Texte du document.
━━━━━━━━━━
Alain Léonard fait partie de ces auteurs dont je n'ai pas besoin de lire le résumé pour savoir que le roman va m'intéresser. J'ai déjà lu deux de ses romans précédents, La prophétie des marguerites et Un ange dans la tourmente, j'aime son style d'écriture, j'aime sa façon de rendre si réel son récit. En plus il est édité chez une maison d'édition que j'aime beaucoup, que ma fait découvrir ma maman, c'est une maison qui édite des romans du terroir, qui met en avant le patrimoine de nos régions avec des romans, des documents, des beaux livres. Je n'ai jamais été déçue par leurs livres, c'est pour moi une très bonne référence pour ce genre de littérature. Mais, revenons-en à ce roman.
━━━━━━━━━━
Exercices à faire.
1/ Recopiez intégralement le texte du document.
2/ Réécrivez les lignes des données situées entre celle qui contient « what elements are » et celle qui contient « 借金だらけだった俳優・高橋英樹さんが40年以上初日に確定申告する理由 「毎年2月… [574,320,768,362] », incluses, en remplaçant « region-label » par « place-label » sans rien modifier d'autre. Ne donnez que ces lignes et omettez les images, s'il vous plaît.

Données.
━━━━━━━━━━
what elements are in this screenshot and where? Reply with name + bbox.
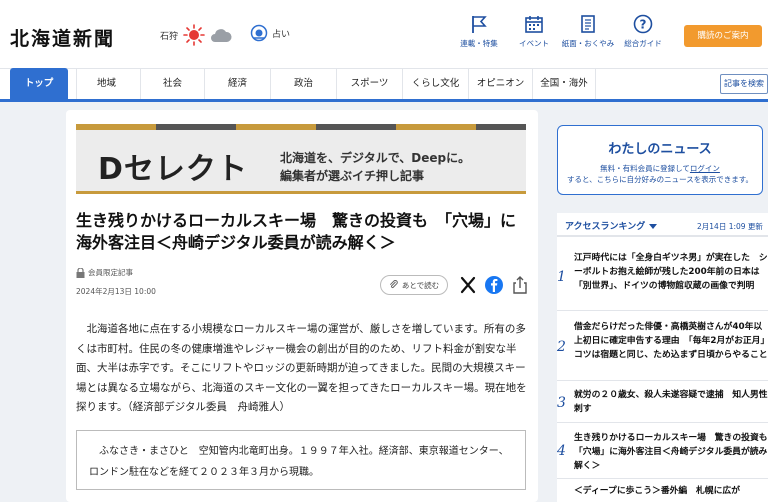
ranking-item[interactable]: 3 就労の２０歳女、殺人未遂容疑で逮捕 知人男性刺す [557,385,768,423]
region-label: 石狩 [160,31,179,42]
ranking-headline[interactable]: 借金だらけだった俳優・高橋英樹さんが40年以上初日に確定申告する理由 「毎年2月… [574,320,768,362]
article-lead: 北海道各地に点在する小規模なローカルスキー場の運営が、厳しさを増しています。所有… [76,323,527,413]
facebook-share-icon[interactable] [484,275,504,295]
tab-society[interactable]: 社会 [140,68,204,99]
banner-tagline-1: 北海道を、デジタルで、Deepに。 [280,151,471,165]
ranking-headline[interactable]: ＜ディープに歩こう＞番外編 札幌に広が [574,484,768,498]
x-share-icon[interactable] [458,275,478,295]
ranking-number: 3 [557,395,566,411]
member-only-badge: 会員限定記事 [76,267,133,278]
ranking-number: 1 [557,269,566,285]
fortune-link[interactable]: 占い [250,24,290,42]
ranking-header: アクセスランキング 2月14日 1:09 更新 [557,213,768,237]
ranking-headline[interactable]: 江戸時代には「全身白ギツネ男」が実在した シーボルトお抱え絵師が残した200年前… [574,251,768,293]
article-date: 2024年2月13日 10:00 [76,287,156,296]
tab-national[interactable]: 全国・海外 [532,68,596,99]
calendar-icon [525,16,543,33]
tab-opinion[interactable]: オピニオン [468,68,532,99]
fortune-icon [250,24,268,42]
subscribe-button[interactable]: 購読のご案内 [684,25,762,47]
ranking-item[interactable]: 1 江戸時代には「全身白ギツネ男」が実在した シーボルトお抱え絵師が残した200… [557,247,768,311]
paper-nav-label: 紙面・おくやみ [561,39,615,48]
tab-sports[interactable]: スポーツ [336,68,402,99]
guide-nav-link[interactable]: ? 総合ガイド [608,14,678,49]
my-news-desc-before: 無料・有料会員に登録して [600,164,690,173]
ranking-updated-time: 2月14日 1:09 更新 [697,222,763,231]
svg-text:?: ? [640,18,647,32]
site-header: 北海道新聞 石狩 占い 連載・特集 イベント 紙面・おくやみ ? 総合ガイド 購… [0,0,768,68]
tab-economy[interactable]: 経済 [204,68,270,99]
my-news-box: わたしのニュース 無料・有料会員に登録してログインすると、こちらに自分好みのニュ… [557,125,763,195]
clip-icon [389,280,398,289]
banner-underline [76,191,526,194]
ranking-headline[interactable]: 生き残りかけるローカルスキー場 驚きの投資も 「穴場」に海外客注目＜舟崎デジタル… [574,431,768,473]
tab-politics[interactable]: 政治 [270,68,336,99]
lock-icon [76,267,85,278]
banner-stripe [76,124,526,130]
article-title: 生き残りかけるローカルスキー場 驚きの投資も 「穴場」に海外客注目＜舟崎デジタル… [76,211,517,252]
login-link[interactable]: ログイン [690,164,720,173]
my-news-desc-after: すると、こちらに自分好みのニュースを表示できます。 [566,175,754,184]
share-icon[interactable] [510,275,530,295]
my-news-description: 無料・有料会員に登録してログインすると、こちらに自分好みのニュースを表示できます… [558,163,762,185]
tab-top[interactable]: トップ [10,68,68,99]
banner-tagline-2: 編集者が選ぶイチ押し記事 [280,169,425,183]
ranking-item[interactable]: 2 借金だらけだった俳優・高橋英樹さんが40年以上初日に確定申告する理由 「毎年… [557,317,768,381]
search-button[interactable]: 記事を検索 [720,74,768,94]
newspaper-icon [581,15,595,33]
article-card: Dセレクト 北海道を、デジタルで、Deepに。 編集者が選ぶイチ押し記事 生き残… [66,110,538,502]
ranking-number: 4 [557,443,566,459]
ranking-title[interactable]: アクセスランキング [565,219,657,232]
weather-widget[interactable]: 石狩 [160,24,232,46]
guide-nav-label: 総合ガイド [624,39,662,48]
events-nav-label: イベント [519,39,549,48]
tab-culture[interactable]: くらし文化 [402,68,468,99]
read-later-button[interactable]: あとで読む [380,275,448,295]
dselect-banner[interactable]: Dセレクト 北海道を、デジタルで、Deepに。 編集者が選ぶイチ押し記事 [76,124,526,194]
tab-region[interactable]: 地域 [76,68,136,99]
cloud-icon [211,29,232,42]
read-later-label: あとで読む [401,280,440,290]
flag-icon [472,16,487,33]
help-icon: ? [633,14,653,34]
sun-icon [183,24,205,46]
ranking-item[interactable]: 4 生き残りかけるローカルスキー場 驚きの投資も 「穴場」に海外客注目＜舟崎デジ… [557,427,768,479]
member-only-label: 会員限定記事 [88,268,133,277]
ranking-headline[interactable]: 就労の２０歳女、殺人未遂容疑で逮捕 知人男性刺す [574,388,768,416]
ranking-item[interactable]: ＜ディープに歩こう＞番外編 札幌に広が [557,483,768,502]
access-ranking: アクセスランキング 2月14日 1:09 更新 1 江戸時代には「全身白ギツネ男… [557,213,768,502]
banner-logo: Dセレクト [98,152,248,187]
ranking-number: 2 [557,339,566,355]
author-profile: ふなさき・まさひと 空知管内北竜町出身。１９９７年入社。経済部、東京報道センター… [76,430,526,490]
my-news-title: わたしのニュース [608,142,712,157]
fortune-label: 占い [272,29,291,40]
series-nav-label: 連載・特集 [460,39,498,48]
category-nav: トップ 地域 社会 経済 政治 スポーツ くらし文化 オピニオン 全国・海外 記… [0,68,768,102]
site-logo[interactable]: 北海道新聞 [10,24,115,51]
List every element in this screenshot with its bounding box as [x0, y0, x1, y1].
━━━━━━━━━━
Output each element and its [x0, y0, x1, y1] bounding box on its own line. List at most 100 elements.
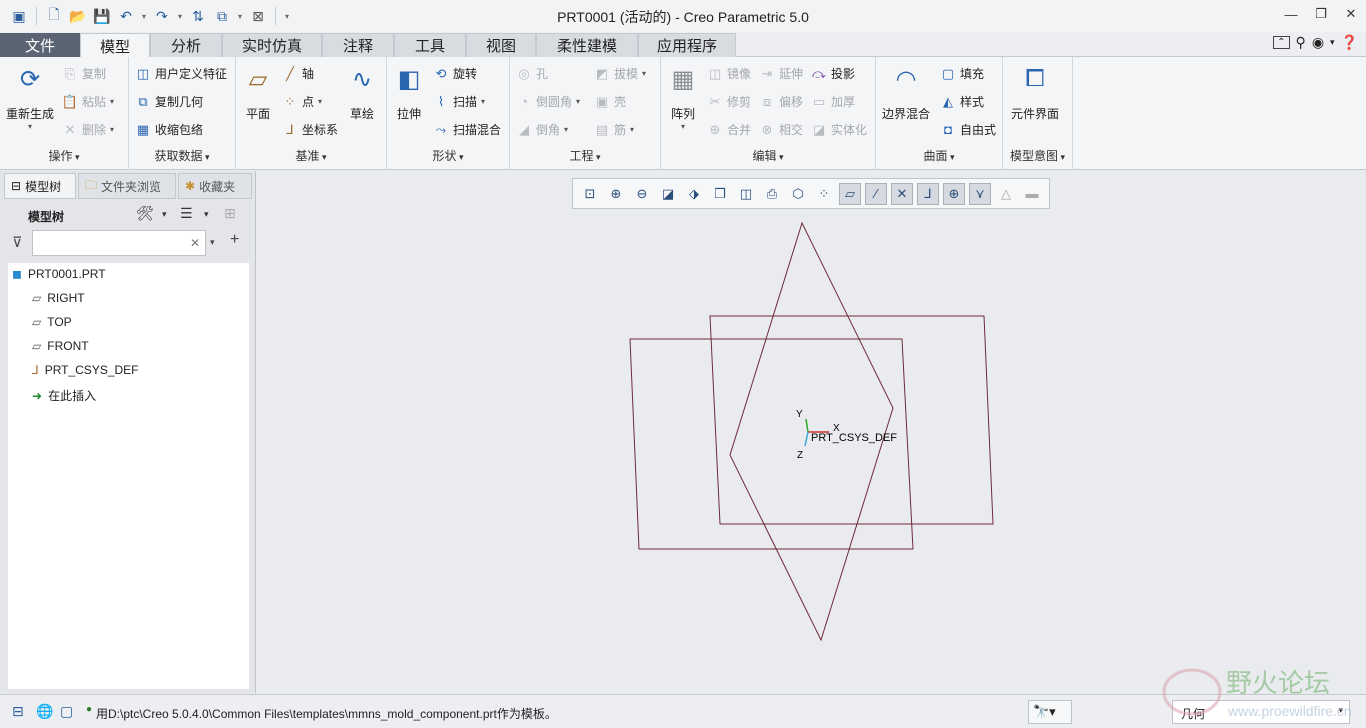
━━━━━━━━━━
Les réponses.
1/
Alain Léonard fait partie de ces auteurs dont je n'ai pas besoin de lire le résumé pour savoir que le roman va m'intéresser. J'ai déjà lu deux de ses romans précédents, La prophétie des marguerites et Un ange dans la tourmente, j'aime son style d'écriture, j'aime sa façon de rendre si réel son récit. En plus il est édité chez une maison d'édition que j'aime beaucoup, que ma fait découvrir ma maman, c'est une maison qui édite des romans du terroir, qui met en avant le patrimoine de nos régions avec des romans, des documents, des beaux livres. Je n'ai jamais été déçue par leurs livres, c'est pour moi une très bonne référence pour ce genre de littérature. Mais, revenons-en à ce roman.

2/
what elements are in this screenshot and where? Reply with name + bbox.
ranking-item[interactable]: 3 就労の２０歳女、殺人未遂容疑で逮捕 知人男性刺す [557,385,768,423]
place-label: 石狩 [160,31,179,42]
ranking-headline[interactable]: 借金だらけだった俳優・高橋英樹さんが40年以上初日に確定申告する理由 「毎年2月… [574,320,768,362]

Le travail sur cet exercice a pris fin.